(Short task)
Swap "tentative" for "provisional" in the records from the line containing "What elements are" through the line containing "x-tick-label-2018: 2018 [510,609,575,633]". Give back only those lines, with everything else unchanged.

(Given information)
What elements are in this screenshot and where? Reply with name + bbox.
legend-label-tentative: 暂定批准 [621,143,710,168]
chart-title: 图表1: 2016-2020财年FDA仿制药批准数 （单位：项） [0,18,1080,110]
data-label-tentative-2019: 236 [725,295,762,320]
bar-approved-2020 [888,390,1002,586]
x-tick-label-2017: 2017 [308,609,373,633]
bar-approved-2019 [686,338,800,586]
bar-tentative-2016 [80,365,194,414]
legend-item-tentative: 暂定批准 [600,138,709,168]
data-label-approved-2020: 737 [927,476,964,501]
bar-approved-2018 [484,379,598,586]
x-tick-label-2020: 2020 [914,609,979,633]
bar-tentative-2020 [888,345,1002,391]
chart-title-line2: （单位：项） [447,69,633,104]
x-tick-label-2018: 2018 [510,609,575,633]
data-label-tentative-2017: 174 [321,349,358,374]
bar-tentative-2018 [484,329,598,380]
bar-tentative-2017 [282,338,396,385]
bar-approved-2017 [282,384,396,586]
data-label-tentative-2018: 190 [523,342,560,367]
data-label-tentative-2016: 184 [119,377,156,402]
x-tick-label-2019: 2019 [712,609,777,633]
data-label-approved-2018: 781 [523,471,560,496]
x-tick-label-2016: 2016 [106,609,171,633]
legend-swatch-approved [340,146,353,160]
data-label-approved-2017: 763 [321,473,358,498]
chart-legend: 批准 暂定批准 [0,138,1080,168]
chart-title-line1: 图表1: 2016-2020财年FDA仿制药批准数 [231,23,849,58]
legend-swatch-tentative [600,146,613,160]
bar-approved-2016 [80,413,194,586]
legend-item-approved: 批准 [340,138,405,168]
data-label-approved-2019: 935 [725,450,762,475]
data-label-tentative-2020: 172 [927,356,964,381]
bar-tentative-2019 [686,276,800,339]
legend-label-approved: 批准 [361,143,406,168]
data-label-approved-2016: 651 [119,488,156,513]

---

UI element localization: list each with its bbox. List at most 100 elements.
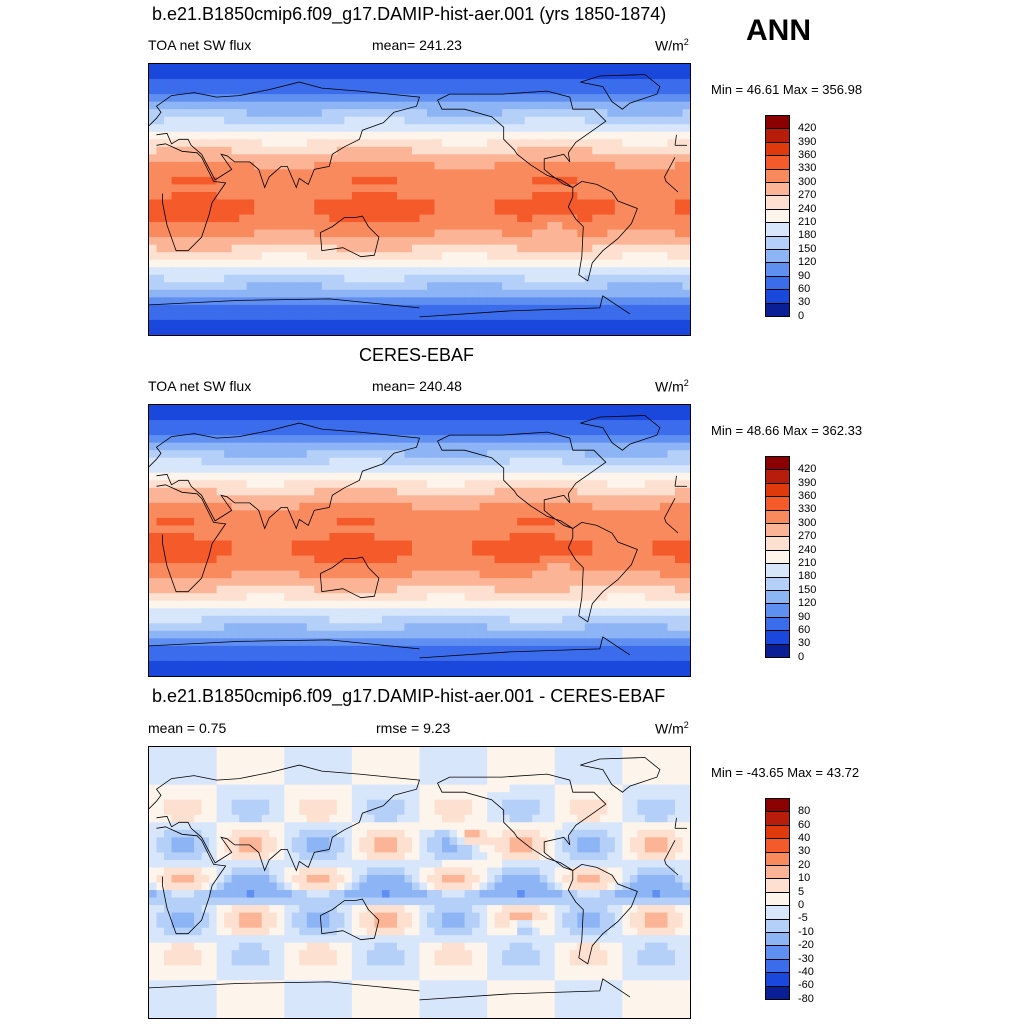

(Reply to the task)
What elements are in this screenshot and where? Reply with name + bbox.
legend-label-provisional: 暂定批准 [621,143,710,168]
chart-title: 图表1: 2016-2020财年FDA仿制药批准数 （单位：项） [0,18,1080,110]
data-label-provisional-2019: 236 [725,295,762,320]
bar-approved-2020 [888,390,1002,586]
x-tick-label-2017: 2017 [308,609,373,633]
bar-approved-2019 [686,338,800,586]
bar-provisional-2016 [80,365,194,414]
legend-item-provisional: 暂定批准 [600,138,709,168]
data-label-approved-2020: 737 [927,476,964,501]
bar-approved-2018 [484,379,598,586]
x-tick-label-2020: 2020 [914,609,979,633]
bar-provisional-2020 [888,345,1002,391]
chart-title-line2: （单位：项） [447,69,633,104]
x-tick-label-2018: 2018 [510,609,575,633]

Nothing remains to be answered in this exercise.